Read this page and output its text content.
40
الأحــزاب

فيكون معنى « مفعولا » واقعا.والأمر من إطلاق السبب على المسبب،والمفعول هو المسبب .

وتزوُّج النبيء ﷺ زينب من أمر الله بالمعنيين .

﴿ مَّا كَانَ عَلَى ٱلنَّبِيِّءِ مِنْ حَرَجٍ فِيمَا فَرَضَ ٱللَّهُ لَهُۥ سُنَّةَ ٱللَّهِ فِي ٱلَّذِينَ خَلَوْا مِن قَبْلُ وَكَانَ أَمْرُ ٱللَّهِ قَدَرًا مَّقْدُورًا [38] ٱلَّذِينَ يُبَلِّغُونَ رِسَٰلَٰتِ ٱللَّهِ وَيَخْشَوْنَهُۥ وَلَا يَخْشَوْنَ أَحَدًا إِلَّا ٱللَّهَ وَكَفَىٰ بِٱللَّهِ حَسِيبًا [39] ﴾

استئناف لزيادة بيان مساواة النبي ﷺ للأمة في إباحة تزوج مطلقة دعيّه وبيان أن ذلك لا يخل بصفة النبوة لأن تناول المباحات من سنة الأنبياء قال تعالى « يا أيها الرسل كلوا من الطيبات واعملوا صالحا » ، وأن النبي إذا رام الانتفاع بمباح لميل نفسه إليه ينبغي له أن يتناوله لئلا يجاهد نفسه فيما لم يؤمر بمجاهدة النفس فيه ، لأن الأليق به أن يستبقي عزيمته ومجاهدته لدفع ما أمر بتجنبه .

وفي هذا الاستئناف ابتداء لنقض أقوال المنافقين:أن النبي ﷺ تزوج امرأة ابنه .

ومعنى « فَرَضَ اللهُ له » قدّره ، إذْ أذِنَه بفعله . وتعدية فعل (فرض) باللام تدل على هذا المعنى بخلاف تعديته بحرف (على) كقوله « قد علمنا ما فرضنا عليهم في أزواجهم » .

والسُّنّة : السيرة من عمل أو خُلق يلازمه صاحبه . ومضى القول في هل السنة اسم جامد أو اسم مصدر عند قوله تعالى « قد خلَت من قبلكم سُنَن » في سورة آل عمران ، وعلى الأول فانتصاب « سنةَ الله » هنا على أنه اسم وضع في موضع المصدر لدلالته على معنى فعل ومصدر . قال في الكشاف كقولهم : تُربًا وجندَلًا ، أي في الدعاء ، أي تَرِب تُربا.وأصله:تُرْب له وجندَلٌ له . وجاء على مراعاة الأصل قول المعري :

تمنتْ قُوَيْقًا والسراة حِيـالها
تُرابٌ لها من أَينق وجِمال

---

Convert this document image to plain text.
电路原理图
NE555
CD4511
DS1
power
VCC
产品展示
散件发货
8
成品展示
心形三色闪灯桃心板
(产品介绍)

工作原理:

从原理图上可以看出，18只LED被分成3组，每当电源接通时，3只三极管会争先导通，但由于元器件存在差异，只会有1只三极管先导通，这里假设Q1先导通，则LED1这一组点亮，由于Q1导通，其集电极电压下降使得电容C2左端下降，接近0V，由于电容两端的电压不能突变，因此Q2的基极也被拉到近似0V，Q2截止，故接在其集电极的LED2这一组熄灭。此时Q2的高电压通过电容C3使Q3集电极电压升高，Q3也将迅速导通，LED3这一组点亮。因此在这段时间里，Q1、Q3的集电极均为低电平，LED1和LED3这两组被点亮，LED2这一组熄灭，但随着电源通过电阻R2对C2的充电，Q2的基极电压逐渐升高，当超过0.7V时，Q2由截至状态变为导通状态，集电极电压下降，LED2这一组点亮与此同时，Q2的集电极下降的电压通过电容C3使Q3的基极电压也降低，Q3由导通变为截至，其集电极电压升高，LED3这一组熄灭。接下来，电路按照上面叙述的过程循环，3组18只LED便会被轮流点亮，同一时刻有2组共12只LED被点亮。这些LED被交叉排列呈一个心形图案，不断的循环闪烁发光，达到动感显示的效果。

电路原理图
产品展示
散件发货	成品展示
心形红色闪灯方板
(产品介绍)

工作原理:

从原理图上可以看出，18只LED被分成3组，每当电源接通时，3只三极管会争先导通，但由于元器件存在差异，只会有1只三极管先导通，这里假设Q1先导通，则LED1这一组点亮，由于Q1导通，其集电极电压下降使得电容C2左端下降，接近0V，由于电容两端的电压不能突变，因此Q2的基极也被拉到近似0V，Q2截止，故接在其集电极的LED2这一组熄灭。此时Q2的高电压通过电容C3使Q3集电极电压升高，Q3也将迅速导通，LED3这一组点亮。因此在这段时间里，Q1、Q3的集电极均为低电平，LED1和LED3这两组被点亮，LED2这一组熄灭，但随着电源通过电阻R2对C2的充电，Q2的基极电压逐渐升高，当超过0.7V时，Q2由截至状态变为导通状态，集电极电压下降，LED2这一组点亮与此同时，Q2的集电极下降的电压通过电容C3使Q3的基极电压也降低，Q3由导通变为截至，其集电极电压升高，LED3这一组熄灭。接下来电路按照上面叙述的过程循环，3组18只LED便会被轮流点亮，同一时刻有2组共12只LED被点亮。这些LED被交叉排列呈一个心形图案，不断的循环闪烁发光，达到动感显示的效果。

--- Instruction ---
Return all the lines that contain the string "تزوج".

--- The solution ---
استئناف لزيادة بيان مساواة النبي ﷺ للأمة في إباحة تزوج مطلقة دعيّه وبيان أن ذلك لا يخل بصفة النبوة لأن تناول المباحات من سنة الأنبياء قال تعالى « يا أيها الرسل كلوا من الطيبات واعملوا صالحا » ، وأن النبي إذا رام الانتفاع بمباح لميل نفسه إليه ينبغي له أن يتناوله لئلا يجاهد نفسه فيما لم يؤمر بمجاهدة النفس فيه ، لأن الأليق به أن يستبقي عزيمته ومجاهدته لدفع ما أمر بتجنبه .
وفي هذا الاستئناف ابتداء لنقض أقوال المنافقين:أن النبي ﷺ تزوج امرأة ابنه .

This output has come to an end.